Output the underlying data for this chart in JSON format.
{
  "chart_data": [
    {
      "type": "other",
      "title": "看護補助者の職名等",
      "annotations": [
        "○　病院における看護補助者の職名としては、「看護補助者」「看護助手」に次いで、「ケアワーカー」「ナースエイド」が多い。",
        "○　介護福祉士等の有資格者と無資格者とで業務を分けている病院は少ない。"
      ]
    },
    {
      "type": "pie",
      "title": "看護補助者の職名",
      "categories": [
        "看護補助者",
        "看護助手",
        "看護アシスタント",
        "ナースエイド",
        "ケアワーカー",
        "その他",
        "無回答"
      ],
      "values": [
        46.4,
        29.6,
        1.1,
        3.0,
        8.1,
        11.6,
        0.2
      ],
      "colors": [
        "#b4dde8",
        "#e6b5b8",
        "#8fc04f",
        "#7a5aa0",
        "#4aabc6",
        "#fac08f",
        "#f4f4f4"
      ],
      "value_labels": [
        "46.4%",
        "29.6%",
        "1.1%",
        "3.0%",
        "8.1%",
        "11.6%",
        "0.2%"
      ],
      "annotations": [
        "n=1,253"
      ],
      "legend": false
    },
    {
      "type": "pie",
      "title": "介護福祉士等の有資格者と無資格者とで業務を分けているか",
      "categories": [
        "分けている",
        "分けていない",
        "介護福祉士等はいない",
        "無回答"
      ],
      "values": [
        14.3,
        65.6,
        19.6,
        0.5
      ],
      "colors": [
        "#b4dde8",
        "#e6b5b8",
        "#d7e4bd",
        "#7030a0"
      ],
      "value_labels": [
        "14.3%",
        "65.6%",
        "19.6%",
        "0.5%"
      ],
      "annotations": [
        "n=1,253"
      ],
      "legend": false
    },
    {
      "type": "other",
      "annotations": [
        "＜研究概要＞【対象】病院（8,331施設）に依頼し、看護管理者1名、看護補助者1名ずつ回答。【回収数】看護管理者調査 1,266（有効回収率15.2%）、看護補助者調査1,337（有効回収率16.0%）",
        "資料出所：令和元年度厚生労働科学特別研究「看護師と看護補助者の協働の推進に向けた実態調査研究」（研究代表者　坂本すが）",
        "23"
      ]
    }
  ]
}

» Problem statement
Write out every line exactly as it stands.

» Exercise answer
Output the underlying data for this chart in JSON format.
{
  "chart_data": [
    {
      "type": "other",
      "title": "看護補助者の職名等",
      "annotations": [
        "○　病院における看護補助者の職名としては、「看護補助者」「看護助手」に次いで、「ケアワーカー」「ナースエイド」が多い。",
        "○　介護福祉士等の有資格者と無資格者とで業務を分けている病院は少ない。"
      ]
    },
    {
      "type": "pie",
      "title": "看護補助者の職名",
      "categories": [
        "看護補助者",
        "看護助手",
        "看護アシスタント",
        "ナースエイド",
        "ケアワーカー",
        "その他",
        "無回答"
      ],
      "values": [
        46.4,
        29.6,
        1.1,
        3.0,
        8.1,
        11.6,
        0.2
      ],
      "colors": [
        "#b4dde8",
        "#e6b5b8",
        "#8fc04f",
        "#7a5aa0",
        "#4aabc6",
        "#fac08f",
        "#f4f4f4"
      ],
      "value_labels": [
        "46.4%",
        "29.6%",
        "1.1%",
        "3.0%",
        "8.1%",
        "11.6%",
        "0.2%"
      ],
      "annotations": [
        "n=1,253"
      ],
      "legend": false
    },
    {
      "type": "pie",
      "title": "介護福祉士等の有資格者と無資格者とで業務を分けているか",
      "categories": [
        "分けている",
        "分けていない",
        "介護福祉士等はいない",
        "無回答"
      ],
      "values": [
        14.3,
        65.6,
        19.6,
        0.5
      ],
      "colors": [
        "#b4dde8",
        "#e6b5b8",
        "#d7e4bd",
        "#7030a0"
      ],
      "value_labels": [
        "14.3%",
        "65.6%",
        "19.6%",
        "0.5%"
      ],
      "annotations": [
        "n=1,253"
      ],
      "legend": false
    },
    {
      "type": "other",
      "annotations": [
        "＜研究概要＞【対象】病院（8,331施設）に依頼し、看護管理者1名、看護補助者1名ずつ回答。【回収数】看護管理者調査 1,266（有効回収率15.2%）、看護補助者調査1,337（有効回収率16.0%）",
        "資料出所：令和元年度厚生労働科学特別研究「看護師と看護補助者の協働の推進に向けた実態調査研究」（研究代表者　坂本すが）",
        "23"
      ]
    }
  ]
}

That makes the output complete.